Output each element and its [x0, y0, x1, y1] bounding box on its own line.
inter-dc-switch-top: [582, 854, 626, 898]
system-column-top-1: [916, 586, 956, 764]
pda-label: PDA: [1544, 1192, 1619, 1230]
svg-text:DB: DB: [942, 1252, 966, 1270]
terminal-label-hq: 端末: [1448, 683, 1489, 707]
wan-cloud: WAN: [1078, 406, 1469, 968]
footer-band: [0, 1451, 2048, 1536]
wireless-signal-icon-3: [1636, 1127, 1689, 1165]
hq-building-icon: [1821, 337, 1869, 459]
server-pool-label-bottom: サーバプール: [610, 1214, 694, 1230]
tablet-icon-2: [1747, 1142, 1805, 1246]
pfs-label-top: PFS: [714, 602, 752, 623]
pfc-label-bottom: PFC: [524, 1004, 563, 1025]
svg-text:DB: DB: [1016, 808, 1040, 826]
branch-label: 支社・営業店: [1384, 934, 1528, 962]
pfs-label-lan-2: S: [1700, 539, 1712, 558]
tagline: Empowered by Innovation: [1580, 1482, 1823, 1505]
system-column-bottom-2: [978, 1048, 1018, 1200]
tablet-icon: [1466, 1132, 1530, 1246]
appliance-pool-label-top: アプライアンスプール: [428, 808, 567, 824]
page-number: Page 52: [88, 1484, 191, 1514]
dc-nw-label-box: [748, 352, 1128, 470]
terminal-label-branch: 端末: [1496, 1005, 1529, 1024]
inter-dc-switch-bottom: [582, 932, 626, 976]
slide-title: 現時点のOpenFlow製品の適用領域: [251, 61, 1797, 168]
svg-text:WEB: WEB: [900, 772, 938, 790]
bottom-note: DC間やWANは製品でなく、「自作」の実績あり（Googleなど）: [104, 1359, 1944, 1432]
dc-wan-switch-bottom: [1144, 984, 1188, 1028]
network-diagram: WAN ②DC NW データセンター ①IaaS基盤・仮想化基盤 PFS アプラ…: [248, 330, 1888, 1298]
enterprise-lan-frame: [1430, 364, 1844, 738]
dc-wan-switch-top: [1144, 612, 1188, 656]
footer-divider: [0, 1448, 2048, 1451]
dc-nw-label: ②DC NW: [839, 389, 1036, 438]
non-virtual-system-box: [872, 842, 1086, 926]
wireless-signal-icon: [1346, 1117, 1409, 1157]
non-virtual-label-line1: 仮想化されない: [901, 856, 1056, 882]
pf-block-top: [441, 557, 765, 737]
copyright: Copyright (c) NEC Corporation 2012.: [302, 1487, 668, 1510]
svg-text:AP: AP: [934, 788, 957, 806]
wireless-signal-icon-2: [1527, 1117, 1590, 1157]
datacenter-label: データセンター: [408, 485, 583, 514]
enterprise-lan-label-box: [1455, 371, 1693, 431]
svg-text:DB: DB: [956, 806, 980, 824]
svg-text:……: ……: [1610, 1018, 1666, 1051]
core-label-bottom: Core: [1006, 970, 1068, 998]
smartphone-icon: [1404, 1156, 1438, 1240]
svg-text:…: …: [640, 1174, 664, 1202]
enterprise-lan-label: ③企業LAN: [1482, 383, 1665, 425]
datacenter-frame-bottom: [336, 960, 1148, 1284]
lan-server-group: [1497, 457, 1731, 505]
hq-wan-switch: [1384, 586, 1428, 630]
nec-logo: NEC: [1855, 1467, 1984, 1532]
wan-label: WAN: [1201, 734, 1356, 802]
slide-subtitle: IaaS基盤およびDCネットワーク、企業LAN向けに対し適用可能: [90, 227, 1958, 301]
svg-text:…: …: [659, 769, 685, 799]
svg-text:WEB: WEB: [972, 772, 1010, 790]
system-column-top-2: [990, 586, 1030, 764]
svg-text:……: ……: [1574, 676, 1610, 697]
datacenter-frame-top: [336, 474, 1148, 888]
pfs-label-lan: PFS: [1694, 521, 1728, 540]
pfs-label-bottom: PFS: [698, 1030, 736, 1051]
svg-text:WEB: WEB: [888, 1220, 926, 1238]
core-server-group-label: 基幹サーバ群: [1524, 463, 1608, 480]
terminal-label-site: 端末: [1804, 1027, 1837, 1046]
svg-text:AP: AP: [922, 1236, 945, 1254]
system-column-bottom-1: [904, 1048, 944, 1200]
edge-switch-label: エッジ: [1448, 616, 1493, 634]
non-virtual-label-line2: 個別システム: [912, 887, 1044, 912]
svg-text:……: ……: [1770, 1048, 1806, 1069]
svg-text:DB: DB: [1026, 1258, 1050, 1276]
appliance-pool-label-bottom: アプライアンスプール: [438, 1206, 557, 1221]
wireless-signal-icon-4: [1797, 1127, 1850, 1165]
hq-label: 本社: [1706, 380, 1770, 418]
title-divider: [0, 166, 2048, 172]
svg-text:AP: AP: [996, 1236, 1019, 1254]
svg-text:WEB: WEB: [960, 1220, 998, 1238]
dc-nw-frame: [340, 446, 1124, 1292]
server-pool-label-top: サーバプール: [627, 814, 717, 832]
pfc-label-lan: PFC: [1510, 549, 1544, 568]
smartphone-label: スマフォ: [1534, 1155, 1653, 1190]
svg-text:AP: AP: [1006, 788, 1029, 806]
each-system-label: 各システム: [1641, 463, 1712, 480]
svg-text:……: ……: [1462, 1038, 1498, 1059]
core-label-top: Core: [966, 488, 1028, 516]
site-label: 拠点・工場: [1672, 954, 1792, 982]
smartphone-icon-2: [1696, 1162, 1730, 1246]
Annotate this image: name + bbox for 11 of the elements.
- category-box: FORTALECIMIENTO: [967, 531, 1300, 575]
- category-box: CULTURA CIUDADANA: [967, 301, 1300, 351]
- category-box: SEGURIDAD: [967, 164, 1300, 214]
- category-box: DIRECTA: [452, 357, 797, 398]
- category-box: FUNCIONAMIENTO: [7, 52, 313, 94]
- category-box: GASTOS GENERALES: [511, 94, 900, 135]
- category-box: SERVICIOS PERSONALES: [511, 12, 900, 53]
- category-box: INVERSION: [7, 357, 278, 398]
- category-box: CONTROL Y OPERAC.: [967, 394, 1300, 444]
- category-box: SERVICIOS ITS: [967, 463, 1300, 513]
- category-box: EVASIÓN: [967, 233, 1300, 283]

Tarea
Actualiza el listado completo y reescríbelo sustituyendo cada aparición de "category-box" por "budget-category", sin modificar nada más.

Respuesta escrita
Output each element and its [x0, y0, x1, y1] bounding box on its own line.
inter-dc-switch-top: [582, 854, 626, 898]
system-column-top-1: [916, 586, 956, 764]
pda-label: PDA: [1544, 1192, 1619, 1230]
svg-text:DB: DB: [942, 1252, 966, 1270]
terminal-label-hq: 端末: [1448, 683, 1489, 707]
wan-cloud: WAN: [1078, 406, 1469, 968]
footer-band: [0, 1451, 2048, 1536]
wireless-signal-icon-3: [1636, 1127, 1689, 1165]
hq-building-icon: [1821, 337, 1869, 459]
server-pool-label-bottom: サーバプール: [610, 1214, 694, 1230]
tablet-icon-2: [1747, 1142, 1805, 1246]
pfs-label-top: PFS: [714, 602, 752, 623]
pfc-label-bottom: PFC: [524, 1004, 563, 1025]
svg-text:DB: DB: [1016, 808, 1040, 826]
branch-label: 支社・営業店: [1384, 934, 1528, 962]
pfs-label-lan-2: S: [1700, 539, 1712, 558]
tagline: Empowered by Innovation: [1580, 1482, 1823, 1505]
system-column-bottom-2: [978, 1048, 1018, 1200]
tablet-icon: [1466, 1132, 1530, 1246]
appliance-pool-label-top: アプライアンスプール: [428, 808, 567, 824]
page-number: Page 52: [88, 1484, 191, 1514]
dc-nw-label-box: [748, 352, 1128, 470]
terminal-label-branch: 端末: [1496, 1005, 1529, 1024]
inter-dc-switch-bottom: [582, 932, 626, 976]
slide-title: 現時点のOpenFlow製品の適用領域: [251, 61, 1797, 168]
svg-text:WEB: WEB: [900, 772, 938, 790]
bottom-note: DC間やWANは製品でなく、「自作」の実績あり（Googleなど）: [104, 1359, 1944, 1432]
dc-wan-switch-bottom: [1144, 984, 1188, 1028]
network-diagram: WAN ②DC NW データセンター ①IaaS基盤・仮想化基盤 PFS アプラ…: [248, 330, 1888, 1298]
enterprise-lan-frame: [1430, 364, 1844, 738]
dc-wan-switch-top: [1144, 612, 1188, 656]
footer-divider: [0, 1448, 2048, 1451]
dc-nw-label: ②DC NW: [839, 389, 1036, 438]
non-virtual-system-box: [872, 842, 1086, 926]
wireless-signal-icon: [1346, 1117, 1409, 1157]
non-virtual-label-line1: 仮想化されない: [901, 856, 1056, 882]
pf-block-top: [441, 557, 765, 737]
copyright: Copyright (c) NEC Corporation 2012.: [302, 1487, 668, 1510]
svg-text:AP: AP: [934, 788, 957, 806]
wireless-signal-icon-2: [1527, 1117, 1590, 1157]
datacenter-label: データセンター: [408, 485, 583, 514]
enterprise-lan-label-box: [1455, 371, 1693, 431]
svg-text:DB: DB: [956, 806, 980, 824]
svg-text:……: ……: [1610, 1018, 1666, 1051]
core-label-bottom: Core: [1006, 970, 1068, 998]
smartphone-icon: [1404, 1156, 1438, 1240]
svg-text:…: …: [640, 1174, 664, 1202]
enterprise-lan-label: ③企業LAN: [1482, 383, 1665, 425]
datacenter-frame-bottom: [336, 960, 1148, 1284]
lan-server-group: [1497, 457, 1731, 505]
hq-wan-switch: [1384, 586, 1428, 630]
nec-logo: NEC: [1855, 1467, 1984, 1532]
wan-label: WAN: [1201, 734, 1356, 802]
slide-subtitle: IaaS基盤およびDCネットワーク、企業LAN向けに対し適用可能: [90, 227, 1958, 301]
svg-text:…: …: [659, 769, 685, 799]
svg-text:WEB: WEB: [972, 772, 1010, 790]
system-column-top-2: [990, 586, 1030, 764]
svg-text:……: ……: [1574, 676, 1610, 697]
datacenter-frame-top: [336, 474, 1148, 888]
pfs-label-lan: PFS: [1694, 521, 1728, 540]
pfs-label-bottom: PFS: [698, 1030, 736, 1051]
svg-text:WEB: WEB: [888, 1220, 926, 1238]
core-server-group-label: 基幹サーバ群: [1524, 463, 1608, 480]
terminal-label-site: 端末: [1804, 1027, 1837, 1046]
svg-text:AP: AP: [922, 1236, 945, 1254]
system-column-bottom-1: [904, 1048, 944, 1200]
edge-switch-label: エッジ: [1448, 616, 1493, 634]
non-virtual-label-line2: 個別システム: [912, 887, 1044, 912]
svg-text:……: ……: [1770, 1048, 1806, 1069]
svg-text:DB: DB: [1026, 1258, 1050, 1276]
appliance-pool-label-bottom: アプライアンスプール: [438, 1206, 557, 1221]
wireless-signal-icon-4: [1797, 1127, 1850, 1165]
hq-label: 本社: [1706, 380, 1770, 418]
title-divider: [0, 166, 2048, 172]
svg-text:AP: AP: [996, 1236, 1019, 1254]
svg-text:WEB: WEB: [960, 1220, 998, 1238]
dc-nw-frame: [340, 446, 1124, 1292]
server-pool-label-top: サーバプール: [627, 814, 717, 832]
pfc-label-lan: PFC: [1510, 549, 1544, 568]
smartphone-label: スマフォ: [1534, 1155, 1653, 1190]
svg-text:AP: AP: [1006, 788, 1029, 806]
each-system-label: 各システム: [1641, 463, 1712, 480]
svg-text:……: ……: [1462, 1038, 1498, 1059]
core-label-top: Core: [966, 488, 1028, 516]
site-label: 拠点・工場: [1672, 954, 1792, 982]
smartphone-icon-2: [1696, 1162, 1730, 1246]
Annotate this image: name + bbox for 11 of the elements.
- budget-category: FORTALECIMIENTO: [967, 531, 1300, 575]
- budget-category: CULTURA CIUDADANA: [967, 301, 1300, 351]
- budget-category: SEGURIDAD: [967, 164, 1300, 214]
- budget-category: DIRECTA: [452, 357, 797, 398]
- budget-category: FUNCIONAMIENTO: [7, 52, 313, 94]
- budget-category: GASTOS GENERALES: [511, 94, 900, 135]
- budget-category: SERVICIOS PERSONALES: [511, 12, 900, 53]
- budget-category: INVERSION: [7, 357, 278, 398]
- budget-category: CONTROL Y OPERAC.: [967, 394, 1300, 444]
- budget-category: SERVICIOS ITS: [967, 463, 1300, 513]
- budget-category: EVASIÓN: [967, 233, 1300, 283]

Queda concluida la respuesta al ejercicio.